Task description
Collect all the lines that mention the word "skladeb".
BEGIN Raw data
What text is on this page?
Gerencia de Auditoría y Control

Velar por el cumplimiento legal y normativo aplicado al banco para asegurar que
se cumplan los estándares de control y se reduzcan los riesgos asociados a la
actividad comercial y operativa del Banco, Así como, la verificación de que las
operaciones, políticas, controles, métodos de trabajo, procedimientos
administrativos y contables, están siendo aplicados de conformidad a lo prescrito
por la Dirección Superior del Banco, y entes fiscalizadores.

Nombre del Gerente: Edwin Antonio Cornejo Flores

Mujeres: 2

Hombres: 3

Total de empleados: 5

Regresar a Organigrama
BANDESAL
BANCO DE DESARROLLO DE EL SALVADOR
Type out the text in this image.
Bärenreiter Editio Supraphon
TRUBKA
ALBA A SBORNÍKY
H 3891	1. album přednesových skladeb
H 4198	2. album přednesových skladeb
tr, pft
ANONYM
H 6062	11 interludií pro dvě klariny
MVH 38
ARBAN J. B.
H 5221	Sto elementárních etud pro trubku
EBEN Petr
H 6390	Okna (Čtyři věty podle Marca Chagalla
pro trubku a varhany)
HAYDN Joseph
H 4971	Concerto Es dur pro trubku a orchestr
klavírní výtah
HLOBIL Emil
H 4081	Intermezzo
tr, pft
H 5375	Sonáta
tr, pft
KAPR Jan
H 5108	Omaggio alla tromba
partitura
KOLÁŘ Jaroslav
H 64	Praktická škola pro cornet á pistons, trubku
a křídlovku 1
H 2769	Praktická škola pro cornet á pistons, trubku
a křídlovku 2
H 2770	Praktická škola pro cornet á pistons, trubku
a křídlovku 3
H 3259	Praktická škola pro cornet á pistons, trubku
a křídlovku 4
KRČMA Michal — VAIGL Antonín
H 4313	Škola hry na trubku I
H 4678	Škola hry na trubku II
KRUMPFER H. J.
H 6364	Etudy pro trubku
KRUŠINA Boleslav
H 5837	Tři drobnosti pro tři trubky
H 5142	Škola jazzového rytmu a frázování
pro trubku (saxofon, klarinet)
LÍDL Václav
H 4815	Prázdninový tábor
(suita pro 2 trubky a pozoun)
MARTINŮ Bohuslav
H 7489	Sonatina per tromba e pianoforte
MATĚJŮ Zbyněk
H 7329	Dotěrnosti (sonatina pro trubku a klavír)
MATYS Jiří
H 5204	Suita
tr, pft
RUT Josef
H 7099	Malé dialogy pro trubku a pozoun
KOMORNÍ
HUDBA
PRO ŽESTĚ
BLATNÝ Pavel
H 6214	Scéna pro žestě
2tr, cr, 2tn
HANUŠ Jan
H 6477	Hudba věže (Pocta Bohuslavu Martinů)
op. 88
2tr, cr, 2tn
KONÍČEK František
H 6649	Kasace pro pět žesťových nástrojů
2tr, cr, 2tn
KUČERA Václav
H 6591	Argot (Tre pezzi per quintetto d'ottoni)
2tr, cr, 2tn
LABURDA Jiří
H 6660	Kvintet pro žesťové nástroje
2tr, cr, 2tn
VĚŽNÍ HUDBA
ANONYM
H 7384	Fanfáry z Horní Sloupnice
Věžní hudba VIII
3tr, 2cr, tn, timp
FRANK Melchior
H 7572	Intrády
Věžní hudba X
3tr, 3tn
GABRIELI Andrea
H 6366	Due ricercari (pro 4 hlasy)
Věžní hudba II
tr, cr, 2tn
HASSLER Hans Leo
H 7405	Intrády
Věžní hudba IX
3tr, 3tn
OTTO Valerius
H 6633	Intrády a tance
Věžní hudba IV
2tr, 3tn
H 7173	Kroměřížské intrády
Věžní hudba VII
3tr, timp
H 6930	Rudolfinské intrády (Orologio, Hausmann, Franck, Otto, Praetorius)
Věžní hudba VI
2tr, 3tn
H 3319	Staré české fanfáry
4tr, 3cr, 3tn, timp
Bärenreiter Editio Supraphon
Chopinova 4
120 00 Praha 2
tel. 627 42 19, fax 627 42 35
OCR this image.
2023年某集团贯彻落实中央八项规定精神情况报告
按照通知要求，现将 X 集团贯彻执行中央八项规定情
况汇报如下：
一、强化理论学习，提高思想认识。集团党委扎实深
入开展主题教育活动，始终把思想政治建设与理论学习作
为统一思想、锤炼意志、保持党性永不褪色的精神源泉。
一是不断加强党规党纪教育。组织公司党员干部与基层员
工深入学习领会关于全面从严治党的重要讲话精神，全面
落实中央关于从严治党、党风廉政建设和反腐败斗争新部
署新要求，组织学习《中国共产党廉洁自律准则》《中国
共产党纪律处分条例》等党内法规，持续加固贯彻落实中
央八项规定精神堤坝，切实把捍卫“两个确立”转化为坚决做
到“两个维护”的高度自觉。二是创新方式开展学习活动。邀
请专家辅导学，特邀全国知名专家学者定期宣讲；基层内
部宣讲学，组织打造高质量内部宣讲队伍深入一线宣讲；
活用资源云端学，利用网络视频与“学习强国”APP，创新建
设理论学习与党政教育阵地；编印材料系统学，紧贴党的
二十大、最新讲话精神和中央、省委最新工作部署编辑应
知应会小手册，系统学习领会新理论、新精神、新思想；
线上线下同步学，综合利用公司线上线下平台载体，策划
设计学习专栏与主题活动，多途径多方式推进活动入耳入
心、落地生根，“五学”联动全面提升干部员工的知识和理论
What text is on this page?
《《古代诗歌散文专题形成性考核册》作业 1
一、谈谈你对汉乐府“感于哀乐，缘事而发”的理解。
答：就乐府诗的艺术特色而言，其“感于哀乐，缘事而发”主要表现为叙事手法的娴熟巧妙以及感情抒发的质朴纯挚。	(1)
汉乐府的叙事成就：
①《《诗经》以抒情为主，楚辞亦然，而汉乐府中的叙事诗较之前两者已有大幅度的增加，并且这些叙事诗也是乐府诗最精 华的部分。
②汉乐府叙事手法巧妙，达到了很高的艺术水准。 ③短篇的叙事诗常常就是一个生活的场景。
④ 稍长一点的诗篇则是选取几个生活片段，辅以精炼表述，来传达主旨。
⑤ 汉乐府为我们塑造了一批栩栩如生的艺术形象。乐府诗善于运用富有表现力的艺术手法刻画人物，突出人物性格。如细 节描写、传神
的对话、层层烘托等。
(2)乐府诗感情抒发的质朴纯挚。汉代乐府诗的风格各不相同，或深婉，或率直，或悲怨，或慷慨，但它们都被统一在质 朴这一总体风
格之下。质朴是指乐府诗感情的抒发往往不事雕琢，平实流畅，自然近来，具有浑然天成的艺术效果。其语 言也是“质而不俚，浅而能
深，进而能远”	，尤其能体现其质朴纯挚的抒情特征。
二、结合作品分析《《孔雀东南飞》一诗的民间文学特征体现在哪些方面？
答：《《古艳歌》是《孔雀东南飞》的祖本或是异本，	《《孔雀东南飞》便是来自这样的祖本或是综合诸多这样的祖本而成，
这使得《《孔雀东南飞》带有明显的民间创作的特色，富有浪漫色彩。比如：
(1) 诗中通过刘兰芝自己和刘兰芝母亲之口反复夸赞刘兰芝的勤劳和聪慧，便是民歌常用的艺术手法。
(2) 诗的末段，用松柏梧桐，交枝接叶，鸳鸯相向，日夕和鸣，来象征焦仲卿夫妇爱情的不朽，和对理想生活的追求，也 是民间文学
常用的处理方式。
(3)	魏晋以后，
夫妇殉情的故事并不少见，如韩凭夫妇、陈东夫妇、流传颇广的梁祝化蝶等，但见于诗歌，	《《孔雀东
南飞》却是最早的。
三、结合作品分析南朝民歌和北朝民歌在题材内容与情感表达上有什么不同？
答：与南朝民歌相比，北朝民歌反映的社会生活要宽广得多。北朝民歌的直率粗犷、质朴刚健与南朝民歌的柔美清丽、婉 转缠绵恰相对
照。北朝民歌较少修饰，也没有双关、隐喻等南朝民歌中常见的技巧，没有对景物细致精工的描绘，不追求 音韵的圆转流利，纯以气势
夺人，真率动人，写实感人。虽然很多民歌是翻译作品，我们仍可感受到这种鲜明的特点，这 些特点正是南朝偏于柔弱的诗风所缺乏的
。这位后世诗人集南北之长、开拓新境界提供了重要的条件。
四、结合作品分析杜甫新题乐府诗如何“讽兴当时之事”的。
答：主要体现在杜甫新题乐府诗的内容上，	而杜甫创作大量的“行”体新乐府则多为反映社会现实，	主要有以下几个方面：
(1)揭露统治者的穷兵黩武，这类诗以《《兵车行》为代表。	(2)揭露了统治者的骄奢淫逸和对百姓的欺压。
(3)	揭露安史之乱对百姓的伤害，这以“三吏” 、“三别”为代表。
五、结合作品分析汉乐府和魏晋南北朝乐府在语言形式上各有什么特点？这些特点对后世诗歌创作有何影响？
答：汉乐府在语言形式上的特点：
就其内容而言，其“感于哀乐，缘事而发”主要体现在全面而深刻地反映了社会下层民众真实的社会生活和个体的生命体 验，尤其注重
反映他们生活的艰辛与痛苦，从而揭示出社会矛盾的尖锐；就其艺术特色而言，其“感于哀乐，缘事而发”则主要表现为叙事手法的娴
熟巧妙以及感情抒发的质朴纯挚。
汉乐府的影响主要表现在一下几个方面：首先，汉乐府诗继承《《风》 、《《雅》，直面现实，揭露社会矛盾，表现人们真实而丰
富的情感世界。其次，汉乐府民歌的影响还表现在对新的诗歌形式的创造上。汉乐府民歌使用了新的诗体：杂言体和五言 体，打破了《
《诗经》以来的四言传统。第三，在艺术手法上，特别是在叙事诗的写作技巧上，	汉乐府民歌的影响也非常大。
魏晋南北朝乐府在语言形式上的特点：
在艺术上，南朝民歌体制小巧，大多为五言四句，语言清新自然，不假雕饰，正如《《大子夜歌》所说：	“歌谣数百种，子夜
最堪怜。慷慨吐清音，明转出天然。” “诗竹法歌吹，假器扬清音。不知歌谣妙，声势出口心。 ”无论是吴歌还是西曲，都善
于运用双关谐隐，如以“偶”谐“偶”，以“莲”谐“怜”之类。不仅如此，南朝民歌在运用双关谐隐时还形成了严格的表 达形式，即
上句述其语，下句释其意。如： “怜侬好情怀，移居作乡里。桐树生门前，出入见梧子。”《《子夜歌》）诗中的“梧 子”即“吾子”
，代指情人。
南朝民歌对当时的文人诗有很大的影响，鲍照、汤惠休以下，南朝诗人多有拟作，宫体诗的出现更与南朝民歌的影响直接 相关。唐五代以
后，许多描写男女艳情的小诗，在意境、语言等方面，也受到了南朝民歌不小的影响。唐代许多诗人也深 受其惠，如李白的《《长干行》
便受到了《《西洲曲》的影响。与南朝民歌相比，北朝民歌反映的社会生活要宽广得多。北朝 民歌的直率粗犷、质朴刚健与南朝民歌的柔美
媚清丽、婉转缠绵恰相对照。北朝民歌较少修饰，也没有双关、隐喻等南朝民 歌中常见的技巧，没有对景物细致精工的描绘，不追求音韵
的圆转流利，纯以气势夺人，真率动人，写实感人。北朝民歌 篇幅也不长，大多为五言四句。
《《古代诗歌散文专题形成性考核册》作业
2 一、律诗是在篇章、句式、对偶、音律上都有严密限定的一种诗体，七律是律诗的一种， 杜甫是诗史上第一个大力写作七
END Raw data
Reply to the exercise
H 3891	1. album přednesových skladeb
H 4198	2. album přednesových skladeb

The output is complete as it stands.